## Exercise details
Narrow the data below down to the lines containing "BITFINEX".

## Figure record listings

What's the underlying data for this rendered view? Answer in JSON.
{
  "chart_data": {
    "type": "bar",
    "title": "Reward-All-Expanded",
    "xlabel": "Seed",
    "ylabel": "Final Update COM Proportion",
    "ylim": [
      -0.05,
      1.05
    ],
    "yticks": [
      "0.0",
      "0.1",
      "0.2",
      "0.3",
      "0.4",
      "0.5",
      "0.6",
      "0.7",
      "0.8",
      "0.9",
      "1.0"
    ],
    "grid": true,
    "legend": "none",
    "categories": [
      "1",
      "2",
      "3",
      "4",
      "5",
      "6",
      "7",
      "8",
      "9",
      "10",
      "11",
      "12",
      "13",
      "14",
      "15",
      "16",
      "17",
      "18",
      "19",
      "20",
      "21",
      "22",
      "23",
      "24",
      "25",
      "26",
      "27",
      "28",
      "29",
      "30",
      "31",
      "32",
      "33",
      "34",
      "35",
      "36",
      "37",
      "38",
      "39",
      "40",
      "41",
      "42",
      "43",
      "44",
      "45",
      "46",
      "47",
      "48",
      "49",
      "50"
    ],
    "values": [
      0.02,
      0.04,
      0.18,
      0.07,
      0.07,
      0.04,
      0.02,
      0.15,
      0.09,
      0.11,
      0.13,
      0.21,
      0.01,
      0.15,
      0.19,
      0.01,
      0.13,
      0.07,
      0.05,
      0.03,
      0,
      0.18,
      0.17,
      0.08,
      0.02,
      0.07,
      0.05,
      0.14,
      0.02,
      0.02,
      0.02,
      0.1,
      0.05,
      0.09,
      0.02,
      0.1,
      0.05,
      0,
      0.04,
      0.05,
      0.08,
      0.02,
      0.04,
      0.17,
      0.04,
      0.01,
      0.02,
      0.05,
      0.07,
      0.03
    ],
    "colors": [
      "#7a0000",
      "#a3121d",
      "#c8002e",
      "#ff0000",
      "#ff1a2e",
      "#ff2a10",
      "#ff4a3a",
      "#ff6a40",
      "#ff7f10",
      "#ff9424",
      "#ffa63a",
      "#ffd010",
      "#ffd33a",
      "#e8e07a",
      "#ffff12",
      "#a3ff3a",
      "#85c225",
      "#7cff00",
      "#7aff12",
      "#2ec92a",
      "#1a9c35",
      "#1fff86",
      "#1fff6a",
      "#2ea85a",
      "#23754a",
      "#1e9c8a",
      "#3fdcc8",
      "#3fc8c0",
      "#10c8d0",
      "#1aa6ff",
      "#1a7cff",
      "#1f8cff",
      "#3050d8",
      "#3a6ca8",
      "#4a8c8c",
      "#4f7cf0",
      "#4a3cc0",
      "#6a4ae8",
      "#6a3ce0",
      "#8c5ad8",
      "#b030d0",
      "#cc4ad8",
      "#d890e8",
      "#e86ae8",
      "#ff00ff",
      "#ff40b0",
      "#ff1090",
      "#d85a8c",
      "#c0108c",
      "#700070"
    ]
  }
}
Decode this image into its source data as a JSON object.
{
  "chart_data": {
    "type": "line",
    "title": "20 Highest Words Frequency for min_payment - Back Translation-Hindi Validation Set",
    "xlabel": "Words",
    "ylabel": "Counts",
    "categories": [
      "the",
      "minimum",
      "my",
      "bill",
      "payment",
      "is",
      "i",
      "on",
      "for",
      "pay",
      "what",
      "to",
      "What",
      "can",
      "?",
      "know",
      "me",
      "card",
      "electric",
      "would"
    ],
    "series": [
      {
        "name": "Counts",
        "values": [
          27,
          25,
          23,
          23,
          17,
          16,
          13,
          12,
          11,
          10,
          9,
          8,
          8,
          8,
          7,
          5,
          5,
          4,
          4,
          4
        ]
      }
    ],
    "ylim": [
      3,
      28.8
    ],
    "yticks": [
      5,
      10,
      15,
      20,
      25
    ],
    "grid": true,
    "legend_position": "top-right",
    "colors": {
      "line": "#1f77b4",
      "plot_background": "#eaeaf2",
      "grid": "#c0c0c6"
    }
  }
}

--

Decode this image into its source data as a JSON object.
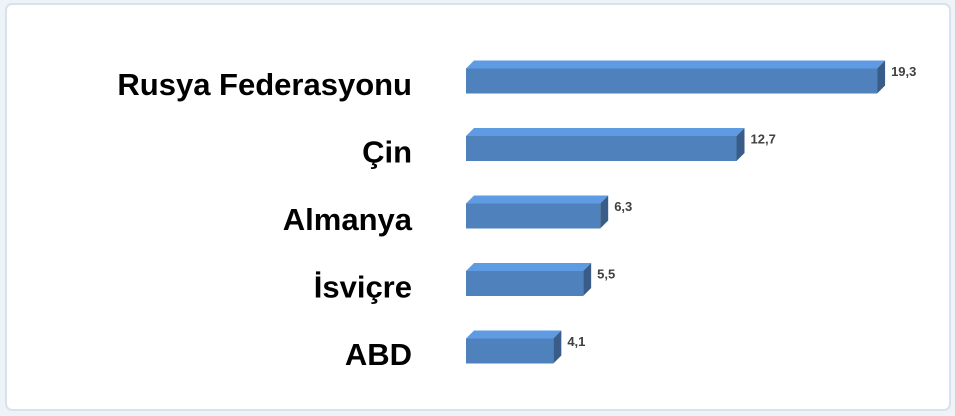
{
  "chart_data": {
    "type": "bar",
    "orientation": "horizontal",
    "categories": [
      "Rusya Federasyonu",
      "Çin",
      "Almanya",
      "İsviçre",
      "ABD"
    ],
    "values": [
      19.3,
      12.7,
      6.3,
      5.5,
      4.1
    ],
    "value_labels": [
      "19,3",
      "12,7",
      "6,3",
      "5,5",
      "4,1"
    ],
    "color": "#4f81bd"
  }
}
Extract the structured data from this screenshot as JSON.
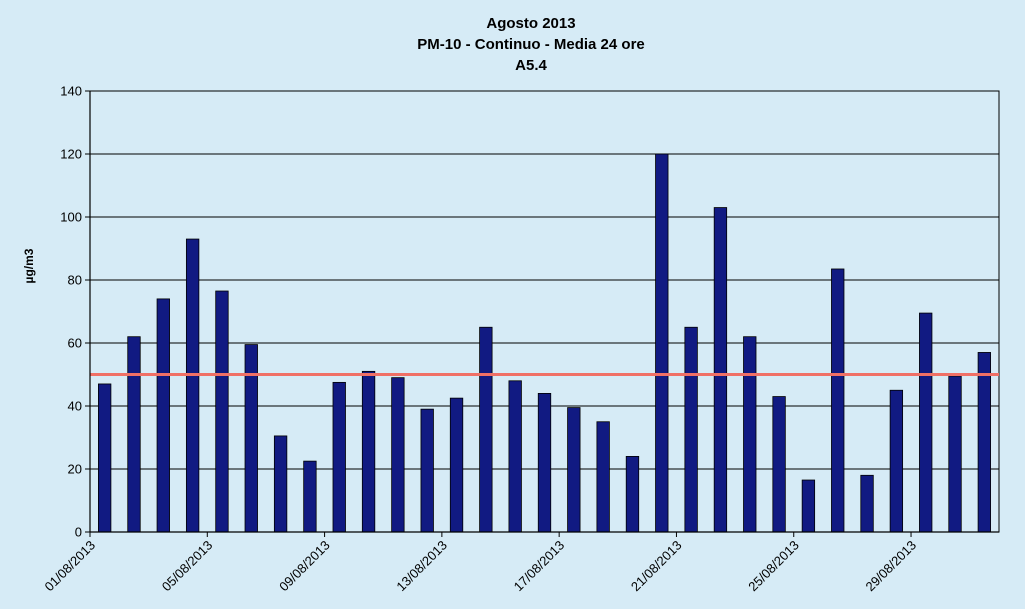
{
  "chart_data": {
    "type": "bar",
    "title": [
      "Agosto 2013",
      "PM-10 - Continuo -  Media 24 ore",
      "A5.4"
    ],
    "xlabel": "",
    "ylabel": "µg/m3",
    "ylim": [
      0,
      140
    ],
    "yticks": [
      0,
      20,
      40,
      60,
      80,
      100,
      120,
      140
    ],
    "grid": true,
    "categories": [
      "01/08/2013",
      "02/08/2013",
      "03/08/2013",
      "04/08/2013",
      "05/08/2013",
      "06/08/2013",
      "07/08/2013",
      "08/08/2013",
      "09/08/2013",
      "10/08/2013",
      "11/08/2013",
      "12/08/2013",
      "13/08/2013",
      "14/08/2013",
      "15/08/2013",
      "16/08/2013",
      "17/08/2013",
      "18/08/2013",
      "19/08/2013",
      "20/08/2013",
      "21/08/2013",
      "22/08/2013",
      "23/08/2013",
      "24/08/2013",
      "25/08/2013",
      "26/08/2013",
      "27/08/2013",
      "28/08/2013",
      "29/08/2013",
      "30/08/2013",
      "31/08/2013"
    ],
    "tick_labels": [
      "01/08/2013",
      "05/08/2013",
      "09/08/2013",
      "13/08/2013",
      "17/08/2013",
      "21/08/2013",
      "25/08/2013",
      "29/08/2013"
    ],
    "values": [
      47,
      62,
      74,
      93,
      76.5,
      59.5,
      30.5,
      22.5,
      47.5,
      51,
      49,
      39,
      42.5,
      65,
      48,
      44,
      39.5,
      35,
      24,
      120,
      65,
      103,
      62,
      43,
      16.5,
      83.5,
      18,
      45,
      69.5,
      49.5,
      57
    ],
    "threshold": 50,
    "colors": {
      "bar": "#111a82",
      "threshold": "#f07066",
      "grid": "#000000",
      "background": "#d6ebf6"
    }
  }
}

---

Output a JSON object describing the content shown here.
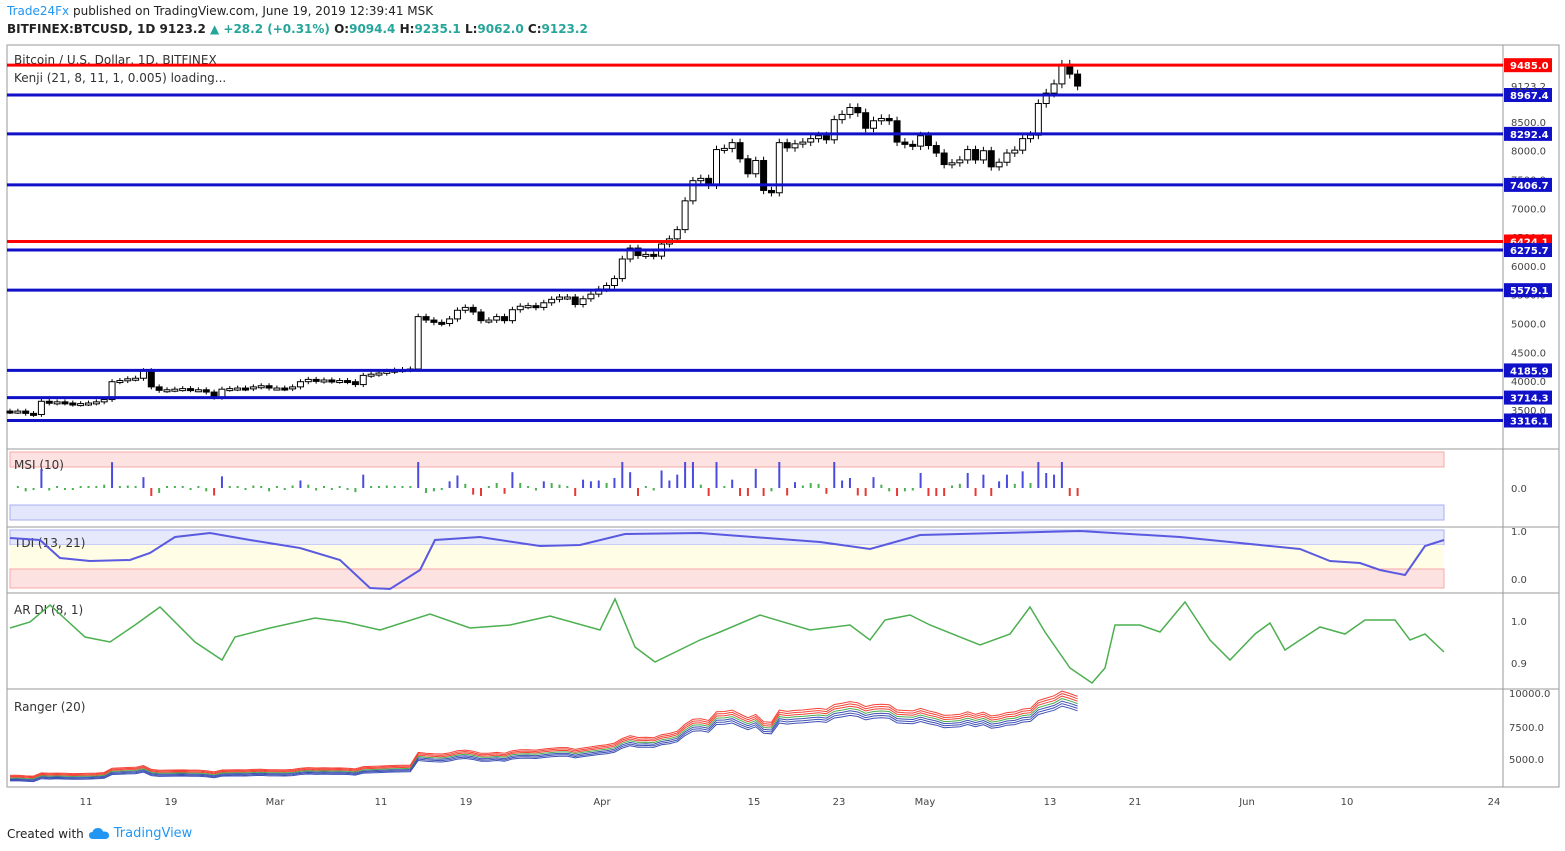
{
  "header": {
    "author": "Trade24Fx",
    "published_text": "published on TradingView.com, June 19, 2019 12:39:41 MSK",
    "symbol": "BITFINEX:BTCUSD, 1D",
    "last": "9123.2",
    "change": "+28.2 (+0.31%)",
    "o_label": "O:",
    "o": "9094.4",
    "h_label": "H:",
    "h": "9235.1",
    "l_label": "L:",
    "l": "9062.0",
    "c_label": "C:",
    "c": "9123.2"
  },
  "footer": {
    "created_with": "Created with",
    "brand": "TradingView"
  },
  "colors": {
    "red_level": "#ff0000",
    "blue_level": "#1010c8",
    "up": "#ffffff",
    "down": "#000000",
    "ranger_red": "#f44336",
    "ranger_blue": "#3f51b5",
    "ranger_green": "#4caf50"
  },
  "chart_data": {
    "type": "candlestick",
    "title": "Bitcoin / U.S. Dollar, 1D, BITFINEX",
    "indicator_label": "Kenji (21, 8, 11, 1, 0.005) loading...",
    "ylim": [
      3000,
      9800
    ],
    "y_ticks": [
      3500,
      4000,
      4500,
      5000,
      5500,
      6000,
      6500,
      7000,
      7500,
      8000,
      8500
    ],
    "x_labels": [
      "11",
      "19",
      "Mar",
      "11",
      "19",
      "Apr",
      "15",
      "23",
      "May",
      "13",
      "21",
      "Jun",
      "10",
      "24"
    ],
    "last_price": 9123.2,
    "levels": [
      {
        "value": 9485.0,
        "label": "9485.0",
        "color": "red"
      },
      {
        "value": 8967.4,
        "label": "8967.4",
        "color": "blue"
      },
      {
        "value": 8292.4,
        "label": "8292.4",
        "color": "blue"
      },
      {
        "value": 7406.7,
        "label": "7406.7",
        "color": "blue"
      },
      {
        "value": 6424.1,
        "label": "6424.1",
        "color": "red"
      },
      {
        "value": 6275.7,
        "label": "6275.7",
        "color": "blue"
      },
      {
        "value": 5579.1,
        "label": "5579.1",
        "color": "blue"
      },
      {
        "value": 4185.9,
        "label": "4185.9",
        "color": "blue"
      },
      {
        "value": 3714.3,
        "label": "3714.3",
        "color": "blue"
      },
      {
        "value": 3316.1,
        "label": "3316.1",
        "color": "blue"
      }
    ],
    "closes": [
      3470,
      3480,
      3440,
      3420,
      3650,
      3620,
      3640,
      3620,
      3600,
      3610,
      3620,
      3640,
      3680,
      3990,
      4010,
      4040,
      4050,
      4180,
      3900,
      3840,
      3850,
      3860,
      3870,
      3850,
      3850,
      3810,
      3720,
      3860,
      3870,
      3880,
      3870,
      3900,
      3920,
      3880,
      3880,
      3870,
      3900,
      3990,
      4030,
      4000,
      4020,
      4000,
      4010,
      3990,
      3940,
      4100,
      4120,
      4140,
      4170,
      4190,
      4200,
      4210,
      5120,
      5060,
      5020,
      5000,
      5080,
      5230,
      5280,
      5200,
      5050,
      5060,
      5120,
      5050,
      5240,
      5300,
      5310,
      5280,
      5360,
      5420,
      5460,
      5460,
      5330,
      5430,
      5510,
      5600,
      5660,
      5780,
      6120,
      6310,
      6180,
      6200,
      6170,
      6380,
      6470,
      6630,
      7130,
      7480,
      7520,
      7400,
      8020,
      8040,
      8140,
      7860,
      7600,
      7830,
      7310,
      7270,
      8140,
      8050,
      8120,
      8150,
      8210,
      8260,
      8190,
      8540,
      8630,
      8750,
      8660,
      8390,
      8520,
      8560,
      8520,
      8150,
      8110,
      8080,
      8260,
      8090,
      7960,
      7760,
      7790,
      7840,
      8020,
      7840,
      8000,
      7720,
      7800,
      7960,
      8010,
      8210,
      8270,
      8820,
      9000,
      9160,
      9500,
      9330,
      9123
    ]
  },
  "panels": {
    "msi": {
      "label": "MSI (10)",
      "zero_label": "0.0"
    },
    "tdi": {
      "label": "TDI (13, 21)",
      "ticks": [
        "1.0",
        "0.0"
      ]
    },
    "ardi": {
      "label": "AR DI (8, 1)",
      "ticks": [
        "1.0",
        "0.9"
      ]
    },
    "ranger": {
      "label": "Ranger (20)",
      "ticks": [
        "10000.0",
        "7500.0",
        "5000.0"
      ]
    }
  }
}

## Written solution
    "symbol": "BITFINEX:BTCUSD, 1D",
    "title": "Bitcoin / U.S. Dollar, 1D, BITFINEX",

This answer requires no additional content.